Problem description:
Type out all the records word for word. Any pictures are to be left out.

Data excerpts:
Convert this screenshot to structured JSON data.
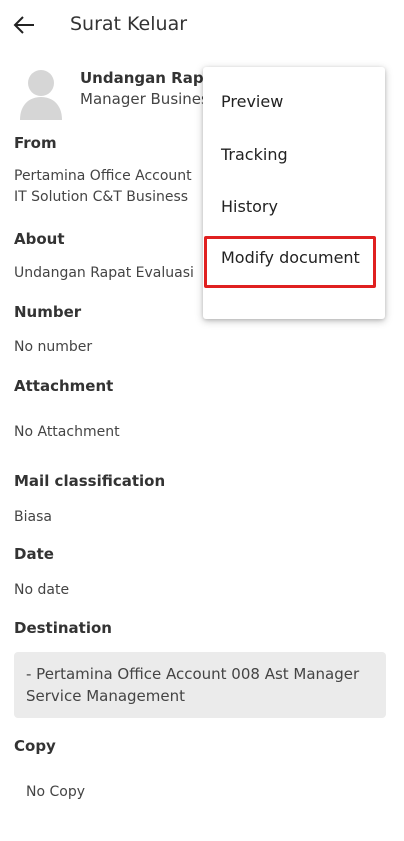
{
  "header": {
    "title": "Surat Keluar"
  },
  "sender": {
    "name": "Undangan Rapat",
    "role": "Manager Business"
  },
  "fields": {
    "from_label": "From",
    "from_line1": "Pertamina Office Account",
    "from_line2": "IT Solution C&T Business",
    "about_label": "About",
    "about_value": "Undangan Rapat Evaluasi",
    "number_label": "Number",
    "number_value": "No number",
    "attachment_label": "Attachment",
    "attachment_value": "No Attachment",
    "classification_label": "Mail classification",
    "classification_value": "Biasa",
    "date_label": "Date",
    "date_value": "No date",
    "destination_label": "Destination",
    "destination_value": "- Pertamina Office Account 008 Ast Manager Service Management",
    "copy_label": "Copy",
    "copy_value": "No Copy"
  },
  "menu": {
    "items": [
      "Preview",
      "Tracking",
      "History",
      "Modify document"
    ]
  },
  "icons": {
    "back": "arrow-left-icon",
    "avatar": "user-avatar-icon"
  },
  "colors": {
    "highlight": "#e02020",
    "destination_bg": "#ebebeb"
  }
}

In response:
Convert this screenshot to structured JSON data.
{
  "header": {
    "title": "Surat Keluar"
  },
  "sender": {
    "name": "Undangan Rapat",
    "role": "Manager Business"
  },
  "fields": {
    "from_label": "From",
    "from_line1": "Pertamina Office Account",
    "from_line2": "IT Solution C&T Business",
    "about_label": "About",
    "about_value": "Undangan Rapat Evaluasi",
    "number_label": "Number",
    "number_value": "No number",
    "attachment_label": "Attachment",
    "attachment_value": "No Attachment",
    "classification_label": "Mail classification",
    "classification_value": "Biasa",
    "date_label": "Date",
    "date_value": "No date",
    "destination_label": "Destination",
    "destination_value": "- Pertamina Office Account 008 Ast Manager Service Management",
    "copy_label": "Copy",
    "copy_value": "No Copy"
  },
  "menu": {
    "items": [
      "Preview",
      "Tracking",
      "History",
      "Modify document"
    ]
  },
  "icons": {
    "back": "arrow-left-icon",
    "avatar": "user-avatar-icon"
  },
  "colors": {
    "highlight": "#e02020",
    "destination_bg": "#ebebeb"
  }
}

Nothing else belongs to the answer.